**Exercise task**
Wherever a line holds the word "filmu", copy that line out.

**Stored data**
— BEGIN —

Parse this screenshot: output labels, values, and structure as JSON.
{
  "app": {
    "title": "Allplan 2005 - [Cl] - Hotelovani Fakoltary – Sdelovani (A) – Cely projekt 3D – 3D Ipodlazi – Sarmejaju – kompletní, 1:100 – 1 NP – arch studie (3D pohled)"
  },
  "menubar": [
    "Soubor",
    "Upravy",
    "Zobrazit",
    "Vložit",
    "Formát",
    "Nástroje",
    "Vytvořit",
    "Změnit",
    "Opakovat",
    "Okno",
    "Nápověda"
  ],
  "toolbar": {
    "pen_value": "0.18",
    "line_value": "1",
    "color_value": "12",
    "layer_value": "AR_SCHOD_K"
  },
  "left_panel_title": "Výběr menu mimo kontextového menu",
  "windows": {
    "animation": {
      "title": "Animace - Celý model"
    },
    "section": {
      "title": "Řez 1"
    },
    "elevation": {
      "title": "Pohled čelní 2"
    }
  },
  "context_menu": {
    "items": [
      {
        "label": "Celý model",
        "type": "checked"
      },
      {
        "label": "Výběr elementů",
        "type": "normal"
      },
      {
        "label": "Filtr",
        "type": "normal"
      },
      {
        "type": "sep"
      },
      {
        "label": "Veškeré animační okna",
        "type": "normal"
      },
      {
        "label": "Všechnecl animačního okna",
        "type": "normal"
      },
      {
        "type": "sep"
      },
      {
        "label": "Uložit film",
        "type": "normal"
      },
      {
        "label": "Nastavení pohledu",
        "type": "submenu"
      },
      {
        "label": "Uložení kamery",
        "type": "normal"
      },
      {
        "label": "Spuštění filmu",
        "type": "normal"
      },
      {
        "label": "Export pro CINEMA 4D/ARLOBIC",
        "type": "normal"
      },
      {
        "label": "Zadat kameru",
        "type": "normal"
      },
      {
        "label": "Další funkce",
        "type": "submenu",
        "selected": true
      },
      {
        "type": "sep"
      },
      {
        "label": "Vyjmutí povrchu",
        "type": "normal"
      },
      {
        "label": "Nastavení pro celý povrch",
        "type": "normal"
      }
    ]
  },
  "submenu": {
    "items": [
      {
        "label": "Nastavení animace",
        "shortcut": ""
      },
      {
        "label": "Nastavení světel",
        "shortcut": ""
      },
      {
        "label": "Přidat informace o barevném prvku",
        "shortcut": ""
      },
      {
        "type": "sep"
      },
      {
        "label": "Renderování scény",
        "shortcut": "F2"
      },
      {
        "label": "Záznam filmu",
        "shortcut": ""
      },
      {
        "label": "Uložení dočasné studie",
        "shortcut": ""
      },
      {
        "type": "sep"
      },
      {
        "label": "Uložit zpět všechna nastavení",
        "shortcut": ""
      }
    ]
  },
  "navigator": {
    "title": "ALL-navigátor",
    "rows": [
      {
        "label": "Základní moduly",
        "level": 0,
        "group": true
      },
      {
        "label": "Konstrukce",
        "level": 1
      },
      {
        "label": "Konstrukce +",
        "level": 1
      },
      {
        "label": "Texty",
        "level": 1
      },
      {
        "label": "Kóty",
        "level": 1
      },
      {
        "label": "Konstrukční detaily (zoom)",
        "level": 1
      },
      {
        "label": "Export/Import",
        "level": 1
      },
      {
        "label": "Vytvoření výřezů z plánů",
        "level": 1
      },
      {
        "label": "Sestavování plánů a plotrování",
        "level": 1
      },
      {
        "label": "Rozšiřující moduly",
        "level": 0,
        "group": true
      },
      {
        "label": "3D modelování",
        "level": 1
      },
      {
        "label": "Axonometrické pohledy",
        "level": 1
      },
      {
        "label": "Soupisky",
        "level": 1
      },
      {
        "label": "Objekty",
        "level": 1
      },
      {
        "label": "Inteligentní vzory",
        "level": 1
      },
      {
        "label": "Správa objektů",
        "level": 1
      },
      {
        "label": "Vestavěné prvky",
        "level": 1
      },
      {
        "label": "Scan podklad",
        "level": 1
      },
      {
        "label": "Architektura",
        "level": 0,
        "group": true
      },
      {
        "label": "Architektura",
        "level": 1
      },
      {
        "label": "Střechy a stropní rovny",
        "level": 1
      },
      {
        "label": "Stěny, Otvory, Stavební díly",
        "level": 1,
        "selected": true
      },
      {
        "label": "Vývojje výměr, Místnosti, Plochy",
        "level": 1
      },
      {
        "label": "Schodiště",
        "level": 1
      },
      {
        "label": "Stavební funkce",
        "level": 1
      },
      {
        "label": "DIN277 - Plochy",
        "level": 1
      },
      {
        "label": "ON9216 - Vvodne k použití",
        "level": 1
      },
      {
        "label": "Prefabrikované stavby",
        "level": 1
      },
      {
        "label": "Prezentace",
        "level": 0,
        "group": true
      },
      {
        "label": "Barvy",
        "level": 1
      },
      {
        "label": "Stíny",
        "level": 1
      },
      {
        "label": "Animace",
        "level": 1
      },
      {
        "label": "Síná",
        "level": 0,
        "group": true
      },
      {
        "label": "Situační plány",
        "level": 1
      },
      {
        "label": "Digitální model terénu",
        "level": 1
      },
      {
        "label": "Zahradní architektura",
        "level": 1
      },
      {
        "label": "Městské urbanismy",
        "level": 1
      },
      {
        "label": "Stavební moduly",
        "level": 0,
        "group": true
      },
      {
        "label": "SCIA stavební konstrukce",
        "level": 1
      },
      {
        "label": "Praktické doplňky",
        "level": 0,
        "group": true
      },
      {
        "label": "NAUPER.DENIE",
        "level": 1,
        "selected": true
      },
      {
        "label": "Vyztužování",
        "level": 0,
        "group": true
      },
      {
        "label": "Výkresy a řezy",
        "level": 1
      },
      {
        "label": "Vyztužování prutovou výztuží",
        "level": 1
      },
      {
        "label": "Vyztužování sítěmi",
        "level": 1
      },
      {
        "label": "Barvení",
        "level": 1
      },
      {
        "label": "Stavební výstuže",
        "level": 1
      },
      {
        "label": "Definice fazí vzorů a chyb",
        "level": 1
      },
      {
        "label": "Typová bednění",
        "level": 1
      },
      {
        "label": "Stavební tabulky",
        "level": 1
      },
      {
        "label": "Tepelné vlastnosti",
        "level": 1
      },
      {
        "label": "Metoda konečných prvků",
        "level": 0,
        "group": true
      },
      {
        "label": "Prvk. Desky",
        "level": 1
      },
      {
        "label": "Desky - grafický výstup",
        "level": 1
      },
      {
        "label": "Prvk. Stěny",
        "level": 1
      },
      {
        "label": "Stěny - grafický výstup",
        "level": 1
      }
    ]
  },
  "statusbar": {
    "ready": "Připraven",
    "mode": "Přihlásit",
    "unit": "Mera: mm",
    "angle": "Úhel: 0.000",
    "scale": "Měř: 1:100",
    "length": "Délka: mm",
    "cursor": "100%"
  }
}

— END —

**Task solution**
        "label": "Spuštění filmu",
        "label": "Záznam filmu",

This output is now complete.